──────── DATASET RECORDS ────────

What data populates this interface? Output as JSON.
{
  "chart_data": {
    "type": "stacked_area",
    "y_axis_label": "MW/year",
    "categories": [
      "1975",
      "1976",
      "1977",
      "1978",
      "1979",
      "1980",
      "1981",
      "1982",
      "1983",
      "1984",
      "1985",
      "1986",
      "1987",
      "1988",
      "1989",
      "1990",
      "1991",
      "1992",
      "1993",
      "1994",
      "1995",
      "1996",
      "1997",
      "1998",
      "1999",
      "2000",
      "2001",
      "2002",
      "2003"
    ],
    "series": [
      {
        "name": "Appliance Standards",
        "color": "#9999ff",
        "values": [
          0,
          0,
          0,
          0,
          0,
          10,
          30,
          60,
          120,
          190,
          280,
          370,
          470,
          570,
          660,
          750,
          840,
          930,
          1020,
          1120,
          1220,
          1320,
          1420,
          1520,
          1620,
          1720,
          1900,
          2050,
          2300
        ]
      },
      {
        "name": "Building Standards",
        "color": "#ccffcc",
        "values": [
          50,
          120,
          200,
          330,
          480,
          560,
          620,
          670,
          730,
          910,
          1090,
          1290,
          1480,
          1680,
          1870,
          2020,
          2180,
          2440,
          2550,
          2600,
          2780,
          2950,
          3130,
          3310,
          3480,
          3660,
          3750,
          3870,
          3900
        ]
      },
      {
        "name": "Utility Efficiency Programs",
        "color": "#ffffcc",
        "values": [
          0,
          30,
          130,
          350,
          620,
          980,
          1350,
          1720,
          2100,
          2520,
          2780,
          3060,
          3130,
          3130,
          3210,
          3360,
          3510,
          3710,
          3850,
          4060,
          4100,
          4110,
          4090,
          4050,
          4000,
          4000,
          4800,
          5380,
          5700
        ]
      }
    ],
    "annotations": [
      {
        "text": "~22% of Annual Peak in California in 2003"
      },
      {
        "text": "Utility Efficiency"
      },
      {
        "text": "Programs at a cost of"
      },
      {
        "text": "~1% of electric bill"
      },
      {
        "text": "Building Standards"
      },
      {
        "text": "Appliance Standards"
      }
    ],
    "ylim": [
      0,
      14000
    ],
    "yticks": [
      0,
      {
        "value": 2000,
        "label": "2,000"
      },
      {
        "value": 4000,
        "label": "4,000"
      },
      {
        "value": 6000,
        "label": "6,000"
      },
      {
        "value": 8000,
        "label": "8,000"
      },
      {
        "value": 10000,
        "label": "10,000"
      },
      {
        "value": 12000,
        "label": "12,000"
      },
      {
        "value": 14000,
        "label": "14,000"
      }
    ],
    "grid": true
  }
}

────────

Note how many lines in the listing above hold the string "Standards", then give only that figure.

FULL ANSWER:
4